** Start DATASET RECORDS **

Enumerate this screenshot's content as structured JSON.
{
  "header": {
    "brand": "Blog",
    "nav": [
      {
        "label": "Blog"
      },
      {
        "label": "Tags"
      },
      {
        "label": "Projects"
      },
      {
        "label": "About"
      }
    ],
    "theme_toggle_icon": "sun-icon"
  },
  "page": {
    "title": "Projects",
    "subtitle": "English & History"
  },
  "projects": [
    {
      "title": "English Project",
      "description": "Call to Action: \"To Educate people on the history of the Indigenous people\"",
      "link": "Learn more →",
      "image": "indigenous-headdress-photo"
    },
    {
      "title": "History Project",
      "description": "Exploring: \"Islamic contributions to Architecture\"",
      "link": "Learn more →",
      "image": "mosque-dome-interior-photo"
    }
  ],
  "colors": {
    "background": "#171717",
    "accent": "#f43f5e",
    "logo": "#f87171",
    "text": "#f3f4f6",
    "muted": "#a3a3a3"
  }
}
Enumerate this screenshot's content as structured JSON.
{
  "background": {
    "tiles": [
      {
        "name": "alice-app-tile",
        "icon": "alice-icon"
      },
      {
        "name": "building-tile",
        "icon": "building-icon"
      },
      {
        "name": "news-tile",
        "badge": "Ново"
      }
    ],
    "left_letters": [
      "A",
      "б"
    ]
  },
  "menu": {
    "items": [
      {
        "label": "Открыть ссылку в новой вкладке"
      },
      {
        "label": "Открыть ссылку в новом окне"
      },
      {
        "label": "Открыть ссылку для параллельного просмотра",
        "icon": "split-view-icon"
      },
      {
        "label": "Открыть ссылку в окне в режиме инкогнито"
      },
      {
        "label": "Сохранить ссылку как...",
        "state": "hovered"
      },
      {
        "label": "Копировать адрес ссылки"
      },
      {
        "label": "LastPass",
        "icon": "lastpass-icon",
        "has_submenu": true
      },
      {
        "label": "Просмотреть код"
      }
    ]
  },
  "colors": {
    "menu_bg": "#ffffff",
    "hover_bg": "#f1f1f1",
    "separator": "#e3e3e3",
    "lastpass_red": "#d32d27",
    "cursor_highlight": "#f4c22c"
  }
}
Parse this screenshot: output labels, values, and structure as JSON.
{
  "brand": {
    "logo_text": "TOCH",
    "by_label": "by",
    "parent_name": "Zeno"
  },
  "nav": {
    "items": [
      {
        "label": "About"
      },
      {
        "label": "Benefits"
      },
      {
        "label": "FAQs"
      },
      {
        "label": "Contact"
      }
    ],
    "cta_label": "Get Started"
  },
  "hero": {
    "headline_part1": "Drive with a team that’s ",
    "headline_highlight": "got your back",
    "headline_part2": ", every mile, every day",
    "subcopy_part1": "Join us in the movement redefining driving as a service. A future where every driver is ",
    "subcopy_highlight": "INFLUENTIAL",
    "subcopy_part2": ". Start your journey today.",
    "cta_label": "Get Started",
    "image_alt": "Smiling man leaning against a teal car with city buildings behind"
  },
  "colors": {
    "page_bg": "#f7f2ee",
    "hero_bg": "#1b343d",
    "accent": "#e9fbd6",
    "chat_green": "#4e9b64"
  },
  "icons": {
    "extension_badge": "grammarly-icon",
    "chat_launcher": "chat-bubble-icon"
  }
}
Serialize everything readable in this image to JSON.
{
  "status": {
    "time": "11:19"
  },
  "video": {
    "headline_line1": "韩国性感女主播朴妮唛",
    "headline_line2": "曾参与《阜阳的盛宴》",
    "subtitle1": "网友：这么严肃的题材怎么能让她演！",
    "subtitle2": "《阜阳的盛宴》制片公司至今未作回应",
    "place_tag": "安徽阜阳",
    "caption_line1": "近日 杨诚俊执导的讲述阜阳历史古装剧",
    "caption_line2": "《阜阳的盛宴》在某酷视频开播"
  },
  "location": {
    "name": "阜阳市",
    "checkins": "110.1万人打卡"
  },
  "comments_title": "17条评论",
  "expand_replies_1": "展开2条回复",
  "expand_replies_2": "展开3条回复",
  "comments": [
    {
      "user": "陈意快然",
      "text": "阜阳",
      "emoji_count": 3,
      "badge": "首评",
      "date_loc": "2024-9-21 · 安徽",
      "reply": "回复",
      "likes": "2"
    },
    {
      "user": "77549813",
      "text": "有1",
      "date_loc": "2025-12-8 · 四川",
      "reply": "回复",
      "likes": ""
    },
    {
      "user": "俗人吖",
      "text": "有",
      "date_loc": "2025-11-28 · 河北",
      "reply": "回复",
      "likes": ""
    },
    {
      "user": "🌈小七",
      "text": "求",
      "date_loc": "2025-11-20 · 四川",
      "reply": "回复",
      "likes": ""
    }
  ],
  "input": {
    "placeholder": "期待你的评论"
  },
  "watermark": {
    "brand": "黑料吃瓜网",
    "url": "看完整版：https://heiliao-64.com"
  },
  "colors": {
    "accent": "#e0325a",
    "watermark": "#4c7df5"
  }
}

** End DATASET RECORDS **

# DIRECTIVE:
Show all lines from the data above in which the word "user" appears.

# WRITTEN SOLUTION:
      "user": "陈意快然",
      "user": "77549813",
      "user": "俗人吖",
      "user": "🌈小七",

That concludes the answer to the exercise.